Instruction: Extract all records. Keep each one exact.

— Start Material for this exercise —

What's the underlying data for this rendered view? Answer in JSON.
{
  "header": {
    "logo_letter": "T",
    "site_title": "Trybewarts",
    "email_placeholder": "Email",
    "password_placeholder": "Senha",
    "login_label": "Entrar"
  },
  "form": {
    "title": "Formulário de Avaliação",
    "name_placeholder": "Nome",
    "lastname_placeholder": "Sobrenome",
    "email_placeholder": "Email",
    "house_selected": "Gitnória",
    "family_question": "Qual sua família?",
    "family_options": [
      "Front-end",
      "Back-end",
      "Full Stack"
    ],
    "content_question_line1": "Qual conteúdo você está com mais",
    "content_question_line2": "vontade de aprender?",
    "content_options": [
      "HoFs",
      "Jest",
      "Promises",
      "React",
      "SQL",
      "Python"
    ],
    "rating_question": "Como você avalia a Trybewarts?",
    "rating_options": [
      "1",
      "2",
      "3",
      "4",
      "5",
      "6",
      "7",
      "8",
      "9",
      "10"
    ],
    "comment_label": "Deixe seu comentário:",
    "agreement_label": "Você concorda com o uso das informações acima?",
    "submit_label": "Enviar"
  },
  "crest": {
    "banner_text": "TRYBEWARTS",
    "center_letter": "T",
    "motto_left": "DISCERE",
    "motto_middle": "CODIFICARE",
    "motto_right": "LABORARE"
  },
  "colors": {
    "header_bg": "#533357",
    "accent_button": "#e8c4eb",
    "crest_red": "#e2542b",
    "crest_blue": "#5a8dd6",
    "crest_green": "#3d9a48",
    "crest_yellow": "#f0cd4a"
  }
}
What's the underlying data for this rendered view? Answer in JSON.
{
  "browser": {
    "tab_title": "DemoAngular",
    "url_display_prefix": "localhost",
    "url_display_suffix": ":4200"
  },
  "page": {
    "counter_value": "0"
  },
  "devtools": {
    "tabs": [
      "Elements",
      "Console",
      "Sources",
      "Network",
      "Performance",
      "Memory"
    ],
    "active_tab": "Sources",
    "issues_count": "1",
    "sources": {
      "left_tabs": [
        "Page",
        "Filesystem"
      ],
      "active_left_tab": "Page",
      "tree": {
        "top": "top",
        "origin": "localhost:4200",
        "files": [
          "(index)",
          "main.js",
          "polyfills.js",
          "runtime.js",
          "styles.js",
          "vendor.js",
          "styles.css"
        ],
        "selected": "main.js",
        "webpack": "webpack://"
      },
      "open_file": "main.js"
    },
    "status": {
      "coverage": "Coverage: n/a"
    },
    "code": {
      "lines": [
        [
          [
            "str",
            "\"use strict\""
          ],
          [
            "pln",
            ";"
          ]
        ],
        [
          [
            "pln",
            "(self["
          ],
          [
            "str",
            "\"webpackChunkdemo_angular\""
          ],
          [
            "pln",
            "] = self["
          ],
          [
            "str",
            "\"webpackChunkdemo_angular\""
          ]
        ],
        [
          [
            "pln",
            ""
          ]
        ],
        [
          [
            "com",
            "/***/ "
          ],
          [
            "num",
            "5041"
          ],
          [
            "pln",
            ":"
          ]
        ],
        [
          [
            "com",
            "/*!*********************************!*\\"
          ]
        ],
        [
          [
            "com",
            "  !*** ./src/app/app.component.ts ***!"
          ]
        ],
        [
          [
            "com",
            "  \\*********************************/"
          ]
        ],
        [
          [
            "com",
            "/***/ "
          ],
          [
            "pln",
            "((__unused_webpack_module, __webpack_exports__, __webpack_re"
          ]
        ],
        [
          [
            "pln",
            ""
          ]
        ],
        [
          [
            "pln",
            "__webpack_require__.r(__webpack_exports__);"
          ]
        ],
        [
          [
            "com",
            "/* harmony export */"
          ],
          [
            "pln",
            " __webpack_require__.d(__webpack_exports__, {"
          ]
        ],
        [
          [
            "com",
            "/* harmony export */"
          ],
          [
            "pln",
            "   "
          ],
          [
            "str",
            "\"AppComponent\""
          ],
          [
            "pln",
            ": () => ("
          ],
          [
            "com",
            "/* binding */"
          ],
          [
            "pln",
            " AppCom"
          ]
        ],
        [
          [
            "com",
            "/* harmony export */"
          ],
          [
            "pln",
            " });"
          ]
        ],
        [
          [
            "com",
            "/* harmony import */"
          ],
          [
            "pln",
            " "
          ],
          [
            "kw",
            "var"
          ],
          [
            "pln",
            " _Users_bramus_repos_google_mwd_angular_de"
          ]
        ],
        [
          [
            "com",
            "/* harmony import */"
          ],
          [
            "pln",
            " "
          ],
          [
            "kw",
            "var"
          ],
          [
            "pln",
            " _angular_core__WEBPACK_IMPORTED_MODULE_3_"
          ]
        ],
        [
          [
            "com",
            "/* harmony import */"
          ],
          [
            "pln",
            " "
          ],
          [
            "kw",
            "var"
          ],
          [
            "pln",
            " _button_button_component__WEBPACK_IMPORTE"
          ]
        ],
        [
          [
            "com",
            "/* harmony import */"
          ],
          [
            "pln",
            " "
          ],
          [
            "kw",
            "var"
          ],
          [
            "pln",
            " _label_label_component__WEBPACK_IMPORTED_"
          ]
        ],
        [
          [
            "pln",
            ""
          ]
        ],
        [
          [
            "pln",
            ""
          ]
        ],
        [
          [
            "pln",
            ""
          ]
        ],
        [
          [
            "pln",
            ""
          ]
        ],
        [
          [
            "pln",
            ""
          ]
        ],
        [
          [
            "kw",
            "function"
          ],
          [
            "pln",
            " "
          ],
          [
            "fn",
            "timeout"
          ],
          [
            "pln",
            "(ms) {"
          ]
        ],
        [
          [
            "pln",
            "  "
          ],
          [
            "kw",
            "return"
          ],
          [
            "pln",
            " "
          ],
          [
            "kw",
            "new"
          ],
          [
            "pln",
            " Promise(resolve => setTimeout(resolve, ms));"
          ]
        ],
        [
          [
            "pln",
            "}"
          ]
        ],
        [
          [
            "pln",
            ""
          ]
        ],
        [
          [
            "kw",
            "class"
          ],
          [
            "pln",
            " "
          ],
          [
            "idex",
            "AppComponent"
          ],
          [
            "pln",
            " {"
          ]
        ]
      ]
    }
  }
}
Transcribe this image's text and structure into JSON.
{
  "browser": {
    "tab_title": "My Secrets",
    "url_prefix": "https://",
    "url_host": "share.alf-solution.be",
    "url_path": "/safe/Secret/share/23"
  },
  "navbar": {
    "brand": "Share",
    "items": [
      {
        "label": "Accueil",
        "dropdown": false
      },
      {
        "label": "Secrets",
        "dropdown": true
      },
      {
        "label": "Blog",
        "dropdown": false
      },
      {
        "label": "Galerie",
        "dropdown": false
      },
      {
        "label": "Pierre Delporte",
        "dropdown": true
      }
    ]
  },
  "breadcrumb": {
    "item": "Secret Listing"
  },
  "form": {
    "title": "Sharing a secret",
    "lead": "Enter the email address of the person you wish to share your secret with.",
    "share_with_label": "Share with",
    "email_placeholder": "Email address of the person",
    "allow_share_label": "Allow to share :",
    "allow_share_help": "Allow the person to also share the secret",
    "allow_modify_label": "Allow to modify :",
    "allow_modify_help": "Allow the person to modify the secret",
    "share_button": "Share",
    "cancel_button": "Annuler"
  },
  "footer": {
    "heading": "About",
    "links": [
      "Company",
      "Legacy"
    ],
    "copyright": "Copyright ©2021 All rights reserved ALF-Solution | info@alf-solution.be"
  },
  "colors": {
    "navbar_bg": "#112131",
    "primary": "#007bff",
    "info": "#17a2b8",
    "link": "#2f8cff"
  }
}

— End Material for this exercise —

Solution to this problem:
What's the underlying data for this rendered view? Answer in JSON.
{
  "header": {
    "logo_letter": "T",
    "site_title": "Trybewarts",
    "email_placeholder": "Email",
    "password_placeholder": "Senha",
    "login_label": "Entrar"
  },
  "form": {
    "title": "Formulário de Avaliação",
    "name_placeholder": "Nome",
    "lastname_placeholder": "Sobrenome",
    "email_placeholder": "Email",
    "house_selected": "Gitnória",
    "family_question": "Qual sua família?",
    "family_options": [
      "Front-end",
      "Back-end",
      "Full Stack"
    ],
    "content_question_line1": "Qual conteúdo você está com mais",
    "content_question_line2": "vontade de aprender?",
    "content_options": [
      "HoFs",
      "Jest",
      "Promises",
      "React",
      "SQL",
      "Python"
    ],
    "rating_question": "Como você avalia a Trybewarts?",
    "rating_options": [
      "1",
      "2",
      "3",
      "4",
      "5",
      "6",
      "7",
      "8",
      "9",
      "10"
    ],
    "comment_label": "Deixe seu comentário:",
    "agreement_label": "Você concorda com o uso das informações acima?",
    "submit_label": "Enviar"
  },
  "crest": {
    "banner_text": "TRYBEWARTS",
    "center_letter": "T",
    "motto_left": "DISCERE",
    "motto_middle": "CODIFICARE",
    "motto_right": "LABORARE"
  },
  "colors": {
    "header_bg": "#533357",
    "accent_button": "#e8c4eb",
    "crest_red": "#e2542b",
    "crest_blue": "#5a8dd6",
    "crest_green": "#3d9a48",
    "crest_yellow": "#f0cd4a"
  }
}
What's the underlying data for this rendered view? Answer in JSON.
{
  "browser": {
    "tab_title": "DemoAngular",
    "url_display_prefix": "localhost",
    "url_display_suffix": ":4200"
  },
  "page": {
    "counter_value": "0"
  },
  "devtools": {
    "tabs": [
      "Elements",
      "Console",
      "Sources",
      "Network",
      "Performance",
      "Memory"
    ],
    "active_tab": "Sources",
    "issues_count": "1",
    "sources": {
      "left_tabs": [
        "Page",
        "Filesystem"
      ],
      "active_left_tab": "Page",
      "tree": {
        "top": "top",
        "origin": "localhost:4200",
        "files": [
          "(index)",
          "main.js",
          "polyfills.js",
          "runtime.js",
          "styles.js",
          "vendor.js",
          "styles.css"
        ],
        "selected": "main.js",
        "webpack": "webpack://"
      },
      "open_file": "main.js"
    },
    "status": {
      "coverage": "Coverage: n/a"
    },
    "code": {
      "lines": [
        [
          [
            "str",
            "\"use strict\""
          ],
          [
            "pln",
            ";"
          ]
        ],
        [
          [
            "pln",
            "(self["
          ],
          [
            "str",
            "\"webpackChunkdemo_angular\""
          ],
          [
            "pln",
            "] = self["
          ],
          [
            "str",
            "\"webpackChunkdemo_angular\""
          ]
        ],
        [
          [
            "pln",
            ""
          ]
        ],
        [
          [
            "com",
            "/***/ "
          ],
          [
            "num",
            "5041"
          ],
          [
            "pln",
            ":"
          ]
        ],
        [
          [
            "com",
            "/*!*********************************!*\\"
          ]
        ],
        [
          [
            "com",
            "  !*** ./src/app/app.component.ts ***!"
          ]
        ],
        [
          [
            "com",
            "  \\*********************************/"
          ]
        ],
        [
          [
            "com",
            "/***/ "
          ],
          [
            "pln",
            "((__unused_webpack_module, __webpack_exports__, __webpack_re"
          ]
        ],
        [
          [
            "pln",
            ""
          ]
        ],
        [
          [
            "pln",
            "__webpack_require__.r(__webpack_exports__);"
          ]
        ],
        [
          [
            "com",
            "/* harmony export */"
          ],
          [
            "pln",
            " __webpack_require__.d(__webpack_exports__, {"
          ]
        ],
        [
          [
            "com",
            "/* harmony export */"
          ],
          [
            "pln",
            "   "
          ],
          [
            "str",
            "\"AppComponent\""
          ],
          [
            "pln",
            ": () => ("
          ],
          [
            "com",
            "/* binding */"
          ],
          [
            "pln",
            " AppCom"
          ]
        ],
        [
          [
            "com",
            "/* harmony export */"
          ],
          [
            "pln",
            " });"
          ]
        ],
        [
          [
            "com",
            "/* harmony import */"
          ],
          [
            "pln",
            " "
          ],
          [
            "kw",
            "var"
          ],
          [
            "pln",
            " _Users_bramus_repos_google_mwd_angular_de"
          ]
        ],
        [
          [
            "com",
            "/* harmony import */"
          ],
          [
            "pln",
            " "
          ],
          [
            "kw",
            "var"
          ],
          [
            "pln",
            " _angular_core__WEBPACK_IMPORTED_MODULE_3_"
          ]
        ],
        [
          [
            "com",
            "/* harmony import */"
          ],
          [
            "pln",
            " "
          ],
          [
            "kw",
            "var"
          ],
          [
            "pln",
            " _button_button_component__WEBPACK_IMPORTE"
          ]
        ],
        [
          [
            "com",
            "/* harmony import */"
          ],
          [
            "pln",
            " "
          ],
          [
            "kw",
            "var"
          ],
          [
            "pln",
            " _label_label_component__WEBPACK_IMPORTED_"
          ]
        ],
        [
          [
            "pln",
            ""
          ]
        ],
        [
          [
            "pln",
            ""
          ]
        ],
        [
          [
            "pln",
            ""
          ]
        ],
        [
          [
            "pln",
            ""
          ]
        ],
        [
          [
            "pln",
            ""
          ]
        ],
        [
          [
            "kw",
            "function"
          ],
          [
            "pln",
            " "
          ],
          [
            "fn",
            "timeout"
          ],
          [
            "pln",
            "(ms) {"
          ]
        ],
        [
          [
            "pln",
            "  "
          ],
          [
            "kw",
            "return"
          ],
          [
            "pln",
            " "
          ],
          [
            "kw",
            "new"
          ],
          [
            "pln",
            " Promise(resolve => setTimeout(resolve, ms));"
          ]
        ],
        [
          [
            "pln",
            "}"
          ]
        ],
        [
          [
            "pln",
            ""
          ]
        ],
        [
          [
            "kw",
            "class"
          ],
          [
            "pln",
            " "
          ],
          [
            "idex",
            "AppComponent"
          ],
          [
            "pln",
            " {"
          ]
        ]
      ]
    }
  }
}
Transcribe this image's text and structure into JSON.
{
  "browser": {
    "tab_title": "My Secrets",
    "url_prefix": "https://",
    "url_host": "share.alf-solution.be",
    "url_path": "/safe/Secret/share/23"
  },
  "navbar": {
    "brand": "Share",
    "items": [
      {
        "label": "Accueil",
        "dropdown": false
      },
      {
        "label": "Secrets",
        "dropdown": true
      },
      {
        "label": "Blog",
        "dropdown": false
      },
      {
        "label": "Galerie",
        "dropdown": false
      },
      {
        "label": "Pierre Delporte",
        "dropdown": true
      }
    ]
  },
  "breadcrumb": {
    "item": "Secret Listing"
  },
  "form": {
    "title": "Sharing a secret",
    "lead": "Enter the email address of the person you wish to share your secret with.",
    "share_with_label": "Share with",
    "email_placeholder": "Email address of the person",
    "allow_share_label": "Allow to share :",
    "allow_share_help": "Allow the person to also share the secret",
    "allow_modify_label": "Allow to modify :",
    "allow_modify_help": "Allow the person to modify the secret",
    "share_button": "Share",
    "cancel_button": "Annuler"
  },
  "footer": {
    "heading": "About",
    "links": [
      "Company",
      "Legacy"
    ],
    "copyright": "Copyright ©2021 All rights reserved ALF-Solution | info@alf-solution.be"
  },
  "colors": {
    "navbar_bg": "#112131",
    "primary": "#007bff",
    "info": "#17a2b8",
    "link": "#2f8cff"
  }
}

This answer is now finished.